> _What the task asks_
Please return, in full, every line of the records below that contains the string "traffic". Case counts.
---------- Data
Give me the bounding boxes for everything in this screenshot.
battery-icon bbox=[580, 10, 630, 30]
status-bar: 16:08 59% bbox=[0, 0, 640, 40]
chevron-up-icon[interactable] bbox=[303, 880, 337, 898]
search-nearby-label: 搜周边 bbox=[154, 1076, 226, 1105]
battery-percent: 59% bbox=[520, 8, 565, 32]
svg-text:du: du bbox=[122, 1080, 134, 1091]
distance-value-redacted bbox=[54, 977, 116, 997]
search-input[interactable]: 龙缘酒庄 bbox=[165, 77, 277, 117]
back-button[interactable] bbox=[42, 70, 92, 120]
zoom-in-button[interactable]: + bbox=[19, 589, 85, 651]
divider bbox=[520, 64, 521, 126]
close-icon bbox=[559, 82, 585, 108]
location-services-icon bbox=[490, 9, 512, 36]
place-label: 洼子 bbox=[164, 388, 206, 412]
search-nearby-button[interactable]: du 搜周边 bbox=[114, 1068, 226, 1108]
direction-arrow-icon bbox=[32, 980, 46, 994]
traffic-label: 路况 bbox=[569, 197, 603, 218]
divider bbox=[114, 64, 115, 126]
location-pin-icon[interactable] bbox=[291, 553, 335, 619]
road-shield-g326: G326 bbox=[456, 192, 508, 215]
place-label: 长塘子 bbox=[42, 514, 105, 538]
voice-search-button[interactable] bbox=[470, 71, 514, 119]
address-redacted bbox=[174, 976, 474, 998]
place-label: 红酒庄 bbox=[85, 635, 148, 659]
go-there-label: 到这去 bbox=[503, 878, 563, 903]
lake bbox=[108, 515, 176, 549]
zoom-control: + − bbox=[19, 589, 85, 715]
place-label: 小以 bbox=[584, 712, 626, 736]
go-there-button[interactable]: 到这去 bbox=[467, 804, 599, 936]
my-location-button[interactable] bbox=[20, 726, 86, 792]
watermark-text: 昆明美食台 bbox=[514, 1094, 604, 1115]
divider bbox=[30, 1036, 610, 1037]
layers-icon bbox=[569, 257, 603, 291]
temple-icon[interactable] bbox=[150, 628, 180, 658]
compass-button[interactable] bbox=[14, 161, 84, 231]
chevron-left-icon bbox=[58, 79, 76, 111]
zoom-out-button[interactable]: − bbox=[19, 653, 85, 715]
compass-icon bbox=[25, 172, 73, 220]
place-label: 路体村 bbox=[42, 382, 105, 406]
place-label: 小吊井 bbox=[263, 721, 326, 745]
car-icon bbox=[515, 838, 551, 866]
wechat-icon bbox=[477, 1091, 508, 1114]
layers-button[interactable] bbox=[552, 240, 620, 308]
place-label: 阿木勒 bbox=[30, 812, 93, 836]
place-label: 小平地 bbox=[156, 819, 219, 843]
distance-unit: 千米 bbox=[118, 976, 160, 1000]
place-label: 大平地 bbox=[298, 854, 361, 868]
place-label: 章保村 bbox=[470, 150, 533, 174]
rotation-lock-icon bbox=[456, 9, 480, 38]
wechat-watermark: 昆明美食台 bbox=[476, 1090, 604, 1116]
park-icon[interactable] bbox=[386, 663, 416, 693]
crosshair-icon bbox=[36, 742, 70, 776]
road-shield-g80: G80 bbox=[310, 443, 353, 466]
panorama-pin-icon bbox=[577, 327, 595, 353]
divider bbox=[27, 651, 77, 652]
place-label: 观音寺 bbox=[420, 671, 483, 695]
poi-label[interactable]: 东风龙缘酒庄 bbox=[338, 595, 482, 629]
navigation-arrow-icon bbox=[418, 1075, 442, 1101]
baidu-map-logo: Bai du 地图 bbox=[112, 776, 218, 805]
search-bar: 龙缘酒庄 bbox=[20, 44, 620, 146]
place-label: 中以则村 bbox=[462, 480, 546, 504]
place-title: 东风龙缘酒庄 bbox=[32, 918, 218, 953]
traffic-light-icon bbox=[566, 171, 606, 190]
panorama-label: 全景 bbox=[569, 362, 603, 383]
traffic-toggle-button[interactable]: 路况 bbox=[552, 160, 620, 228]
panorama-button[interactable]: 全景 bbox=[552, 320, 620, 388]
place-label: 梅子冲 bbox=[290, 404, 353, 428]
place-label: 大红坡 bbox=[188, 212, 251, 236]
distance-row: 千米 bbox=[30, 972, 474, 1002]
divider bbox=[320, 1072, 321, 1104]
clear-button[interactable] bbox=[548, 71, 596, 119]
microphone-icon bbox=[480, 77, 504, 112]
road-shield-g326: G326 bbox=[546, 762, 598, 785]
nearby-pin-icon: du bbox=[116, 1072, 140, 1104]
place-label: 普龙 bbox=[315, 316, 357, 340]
--------------------
> _Exercise answer_
traffic-label: 路况 bbox=[569, 197, 603, 218]
traffic-light-icon bbox=[566, 171, 606, 190]
traffic-toggle-button[interactable]: 路况 bbox=[552, 160, 620, 228]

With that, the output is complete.